Exercise details - Reproduce the records word for word, from the first line through the line containing "search-input[interactable] [6, 6, 173, 28]", both included.

******************************

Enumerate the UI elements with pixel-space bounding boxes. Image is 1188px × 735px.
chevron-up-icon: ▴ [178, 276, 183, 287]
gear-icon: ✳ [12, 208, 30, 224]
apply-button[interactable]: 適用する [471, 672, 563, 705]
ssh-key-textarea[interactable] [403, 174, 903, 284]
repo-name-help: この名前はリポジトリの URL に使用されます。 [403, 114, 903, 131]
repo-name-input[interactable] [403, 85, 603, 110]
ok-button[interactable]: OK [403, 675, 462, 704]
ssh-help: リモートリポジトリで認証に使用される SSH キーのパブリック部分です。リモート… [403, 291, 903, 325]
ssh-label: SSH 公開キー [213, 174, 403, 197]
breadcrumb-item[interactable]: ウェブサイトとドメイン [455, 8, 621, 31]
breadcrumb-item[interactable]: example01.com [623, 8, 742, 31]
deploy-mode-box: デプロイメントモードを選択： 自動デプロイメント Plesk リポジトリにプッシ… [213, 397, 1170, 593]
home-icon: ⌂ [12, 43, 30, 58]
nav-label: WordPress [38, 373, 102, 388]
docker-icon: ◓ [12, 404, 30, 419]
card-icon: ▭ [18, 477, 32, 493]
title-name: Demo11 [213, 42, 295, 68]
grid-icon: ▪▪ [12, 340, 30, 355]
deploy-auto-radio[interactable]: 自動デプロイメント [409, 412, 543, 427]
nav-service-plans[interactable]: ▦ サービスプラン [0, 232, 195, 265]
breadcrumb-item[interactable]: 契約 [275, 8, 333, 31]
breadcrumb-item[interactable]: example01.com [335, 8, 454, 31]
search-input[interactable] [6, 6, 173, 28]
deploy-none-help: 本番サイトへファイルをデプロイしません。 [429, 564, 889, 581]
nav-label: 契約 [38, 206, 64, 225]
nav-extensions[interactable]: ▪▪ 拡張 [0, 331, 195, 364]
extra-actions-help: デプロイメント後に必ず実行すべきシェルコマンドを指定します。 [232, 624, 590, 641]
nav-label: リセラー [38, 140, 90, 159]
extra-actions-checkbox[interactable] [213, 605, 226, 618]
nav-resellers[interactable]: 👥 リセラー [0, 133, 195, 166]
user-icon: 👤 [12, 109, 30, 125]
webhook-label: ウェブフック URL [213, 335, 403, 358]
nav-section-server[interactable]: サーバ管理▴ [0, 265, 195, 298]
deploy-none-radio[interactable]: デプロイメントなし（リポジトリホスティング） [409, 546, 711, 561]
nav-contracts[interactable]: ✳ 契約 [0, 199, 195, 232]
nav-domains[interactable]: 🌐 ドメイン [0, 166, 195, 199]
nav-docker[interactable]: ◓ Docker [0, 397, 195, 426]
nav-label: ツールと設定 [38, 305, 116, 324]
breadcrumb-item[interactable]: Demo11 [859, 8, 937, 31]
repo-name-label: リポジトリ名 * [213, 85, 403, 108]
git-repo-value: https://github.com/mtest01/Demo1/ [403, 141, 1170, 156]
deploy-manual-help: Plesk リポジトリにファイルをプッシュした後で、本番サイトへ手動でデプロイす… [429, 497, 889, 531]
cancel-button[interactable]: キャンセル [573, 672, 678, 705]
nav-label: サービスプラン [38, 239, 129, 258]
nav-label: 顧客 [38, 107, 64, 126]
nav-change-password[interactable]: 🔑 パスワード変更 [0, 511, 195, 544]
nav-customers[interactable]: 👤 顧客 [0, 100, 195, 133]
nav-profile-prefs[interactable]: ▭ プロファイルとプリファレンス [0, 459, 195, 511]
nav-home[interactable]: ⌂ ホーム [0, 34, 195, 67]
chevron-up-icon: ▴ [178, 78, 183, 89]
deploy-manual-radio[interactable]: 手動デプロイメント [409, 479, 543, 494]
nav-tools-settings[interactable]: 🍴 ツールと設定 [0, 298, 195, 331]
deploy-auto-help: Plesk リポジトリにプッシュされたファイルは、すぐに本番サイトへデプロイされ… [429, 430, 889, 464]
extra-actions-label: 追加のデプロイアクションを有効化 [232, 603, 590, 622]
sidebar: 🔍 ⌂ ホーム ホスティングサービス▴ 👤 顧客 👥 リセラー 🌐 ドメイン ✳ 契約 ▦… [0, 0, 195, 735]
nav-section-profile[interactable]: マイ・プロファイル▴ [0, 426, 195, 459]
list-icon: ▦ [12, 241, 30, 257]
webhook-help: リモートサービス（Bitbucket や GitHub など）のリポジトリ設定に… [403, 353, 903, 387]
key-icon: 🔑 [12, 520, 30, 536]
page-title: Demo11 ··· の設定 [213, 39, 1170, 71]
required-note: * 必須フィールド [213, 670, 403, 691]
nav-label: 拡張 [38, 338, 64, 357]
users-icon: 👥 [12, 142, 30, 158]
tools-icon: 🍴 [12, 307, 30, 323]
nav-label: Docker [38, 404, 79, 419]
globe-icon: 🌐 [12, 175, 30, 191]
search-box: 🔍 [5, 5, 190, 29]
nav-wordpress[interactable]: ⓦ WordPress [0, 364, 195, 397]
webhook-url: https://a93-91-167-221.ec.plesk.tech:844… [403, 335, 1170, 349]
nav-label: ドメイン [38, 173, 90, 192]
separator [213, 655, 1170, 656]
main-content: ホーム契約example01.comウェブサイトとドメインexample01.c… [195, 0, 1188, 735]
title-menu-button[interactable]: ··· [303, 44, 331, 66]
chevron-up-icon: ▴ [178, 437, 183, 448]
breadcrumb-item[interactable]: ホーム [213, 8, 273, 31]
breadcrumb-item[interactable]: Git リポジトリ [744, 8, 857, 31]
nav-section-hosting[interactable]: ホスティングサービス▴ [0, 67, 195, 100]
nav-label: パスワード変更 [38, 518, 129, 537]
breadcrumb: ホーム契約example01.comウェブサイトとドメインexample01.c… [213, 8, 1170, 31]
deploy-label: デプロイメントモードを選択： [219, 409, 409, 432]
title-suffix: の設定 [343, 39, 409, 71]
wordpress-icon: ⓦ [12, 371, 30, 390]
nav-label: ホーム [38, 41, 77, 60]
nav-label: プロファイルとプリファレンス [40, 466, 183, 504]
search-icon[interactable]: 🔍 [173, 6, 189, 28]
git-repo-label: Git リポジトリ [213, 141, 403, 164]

******************************

Written solution -
Enumerate the UI elements with pixel-space bounding boxes. Image is 1188px × 735px.
chevron-up-icon: ▴ [178, 276, 183, 287]
gear-icon: ✳ [12, 208, 30, 224]
apply-button[interactable]: 適用する [471, 672, 563, 705]
ssh-key-textarea[interactable] [403, 174, 903, 284]
repo-name-help: この名前はリポジトリの URL に使用されます。 [403, 114, 903, 131]
repo-name-input[interactable] [403, 85, 603, 110]
ok-button[interactable]: OK [403, 675, 462, 704]
ssh-help: リモートリポジトリで認証に使用される SSH キーのパブリック部分です。リモート… [403, 291, 903, 325]
ssh-label: SSH 公開キー [213, 174, 403, 197]
breadcrumb-item[interactable]: ウェブサイトとドメイン [455, 8, 621, 31]
breadcrumb-item[interactable]: example01.com [623, 8, 742, 31]
deploy-mode-box: デプロイメントモードを選択： 自動デプロイメント Plesk リポジトリにプッシ… [213, 397, 1170, 593]
home-icon: ⌂ [12, 43, 30, 58]
nav-label: WordPress [38, 373, 102, 388]
docker-icon: ◓ [12, 404, 30, 419]
card-icon: ▭ [18, 477, 32, 493]
title-name: Demo11 [213, 42, 295, 68]
grid-icon: ▪▪ [12, 340, 30, 355]
deploy-auto-radio[interactable]: 自動デプロイメント [409, 412, 543, 427]
nav-service-plans[interactable]: ▦ サービスプラン [0, 232, 195, 265]
breadcrumb-item[interactable]: 契約 [275, 8, 333, 31]
breadcrumb-item[interactable]: example01.com [335, 8, 454, 31]
search-input[interactable] [6, 6, 173, 28]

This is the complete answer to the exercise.